• [Data]
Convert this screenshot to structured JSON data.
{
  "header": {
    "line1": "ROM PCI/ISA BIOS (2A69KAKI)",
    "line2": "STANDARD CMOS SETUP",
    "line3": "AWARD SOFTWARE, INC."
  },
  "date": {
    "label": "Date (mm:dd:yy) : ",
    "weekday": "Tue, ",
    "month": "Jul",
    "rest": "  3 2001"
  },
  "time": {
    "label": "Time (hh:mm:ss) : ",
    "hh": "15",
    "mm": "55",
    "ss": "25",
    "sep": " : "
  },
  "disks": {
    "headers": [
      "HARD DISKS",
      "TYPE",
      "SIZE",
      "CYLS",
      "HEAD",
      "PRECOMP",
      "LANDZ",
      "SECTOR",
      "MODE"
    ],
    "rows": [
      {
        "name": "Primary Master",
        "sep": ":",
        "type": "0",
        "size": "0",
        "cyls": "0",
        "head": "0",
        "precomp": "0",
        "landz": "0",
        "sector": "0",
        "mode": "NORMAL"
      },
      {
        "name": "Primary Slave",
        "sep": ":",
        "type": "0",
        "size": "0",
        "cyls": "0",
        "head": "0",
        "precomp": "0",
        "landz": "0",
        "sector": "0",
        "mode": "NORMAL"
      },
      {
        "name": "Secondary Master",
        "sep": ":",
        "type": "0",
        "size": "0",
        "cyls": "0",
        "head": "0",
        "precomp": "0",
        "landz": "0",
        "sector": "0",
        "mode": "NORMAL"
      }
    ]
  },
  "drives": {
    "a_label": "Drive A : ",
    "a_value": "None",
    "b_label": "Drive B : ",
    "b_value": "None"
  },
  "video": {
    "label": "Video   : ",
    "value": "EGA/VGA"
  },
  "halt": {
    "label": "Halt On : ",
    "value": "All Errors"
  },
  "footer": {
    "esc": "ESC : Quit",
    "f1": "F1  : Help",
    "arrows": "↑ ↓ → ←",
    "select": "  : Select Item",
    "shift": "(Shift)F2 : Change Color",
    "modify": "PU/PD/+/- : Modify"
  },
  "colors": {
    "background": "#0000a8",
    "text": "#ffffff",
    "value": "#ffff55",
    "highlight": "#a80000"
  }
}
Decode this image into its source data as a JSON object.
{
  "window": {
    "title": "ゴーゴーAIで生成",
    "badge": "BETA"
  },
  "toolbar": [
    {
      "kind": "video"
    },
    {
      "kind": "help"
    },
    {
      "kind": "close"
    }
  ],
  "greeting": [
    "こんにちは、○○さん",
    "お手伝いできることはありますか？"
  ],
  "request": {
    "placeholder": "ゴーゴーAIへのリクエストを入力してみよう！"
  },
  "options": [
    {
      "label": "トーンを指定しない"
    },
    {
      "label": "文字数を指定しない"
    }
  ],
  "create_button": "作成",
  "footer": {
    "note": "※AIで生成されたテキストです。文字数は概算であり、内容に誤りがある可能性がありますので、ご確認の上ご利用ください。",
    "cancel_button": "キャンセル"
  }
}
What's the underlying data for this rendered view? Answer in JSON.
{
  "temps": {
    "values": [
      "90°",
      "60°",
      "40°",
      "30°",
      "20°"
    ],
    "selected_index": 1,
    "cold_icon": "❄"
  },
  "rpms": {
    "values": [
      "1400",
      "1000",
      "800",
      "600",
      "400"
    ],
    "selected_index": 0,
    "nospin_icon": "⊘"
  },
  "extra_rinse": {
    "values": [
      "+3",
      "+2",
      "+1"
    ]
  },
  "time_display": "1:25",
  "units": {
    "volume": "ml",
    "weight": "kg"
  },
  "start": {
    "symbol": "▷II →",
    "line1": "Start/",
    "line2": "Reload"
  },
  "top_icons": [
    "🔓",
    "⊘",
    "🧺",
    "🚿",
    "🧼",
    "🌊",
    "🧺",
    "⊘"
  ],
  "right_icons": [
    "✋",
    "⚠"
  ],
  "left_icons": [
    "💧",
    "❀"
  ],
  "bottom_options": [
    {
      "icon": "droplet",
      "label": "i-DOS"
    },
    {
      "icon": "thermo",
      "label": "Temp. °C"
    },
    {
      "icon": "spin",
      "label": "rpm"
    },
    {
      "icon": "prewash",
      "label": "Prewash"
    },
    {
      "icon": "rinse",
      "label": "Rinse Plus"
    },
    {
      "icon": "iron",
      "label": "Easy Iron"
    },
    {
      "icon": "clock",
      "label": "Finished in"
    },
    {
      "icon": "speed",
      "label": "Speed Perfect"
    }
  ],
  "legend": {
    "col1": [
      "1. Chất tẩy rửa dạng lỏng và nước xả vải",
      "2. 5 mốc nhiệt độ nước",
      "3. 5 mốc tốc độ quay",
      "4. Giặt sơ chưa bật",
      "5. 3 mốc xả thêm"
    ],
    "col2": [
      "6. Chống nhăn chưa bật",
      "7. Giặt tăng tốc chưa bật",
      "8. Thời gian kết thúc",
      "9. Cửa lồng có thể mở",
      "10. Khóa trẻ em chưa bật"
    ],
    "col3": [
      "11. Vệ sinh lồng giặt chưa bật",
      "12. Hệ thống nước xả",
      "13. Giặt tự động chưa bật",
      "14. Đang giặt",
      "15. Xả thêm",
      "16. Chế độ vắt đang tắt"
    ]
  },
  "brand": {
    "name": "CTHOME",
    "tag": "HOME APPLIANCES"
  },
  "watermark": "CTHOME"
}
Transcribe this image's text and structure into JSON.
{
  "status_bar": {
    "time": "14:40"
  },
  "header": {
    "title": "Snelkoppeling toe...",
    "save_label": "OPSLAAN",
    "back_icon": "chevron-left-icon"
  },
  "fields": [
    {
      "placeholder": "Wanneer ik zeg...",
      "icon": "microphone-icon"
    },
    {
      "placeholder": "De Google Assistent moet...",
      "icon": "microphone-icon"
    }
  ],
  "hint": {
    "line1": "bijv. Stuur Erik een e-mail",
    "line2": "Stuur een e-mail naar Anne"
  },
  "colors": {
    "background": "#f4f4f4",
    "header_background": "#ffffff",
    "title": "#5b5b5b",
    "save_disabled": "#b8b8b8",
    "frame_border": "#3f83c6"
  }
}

• [Problem description] In the records, locate each line holding the string "into" and copy it.

• [Result for this exercise]
Decode this image into its source data as a JSON object.
Transcribe this image's text and structure into JSON.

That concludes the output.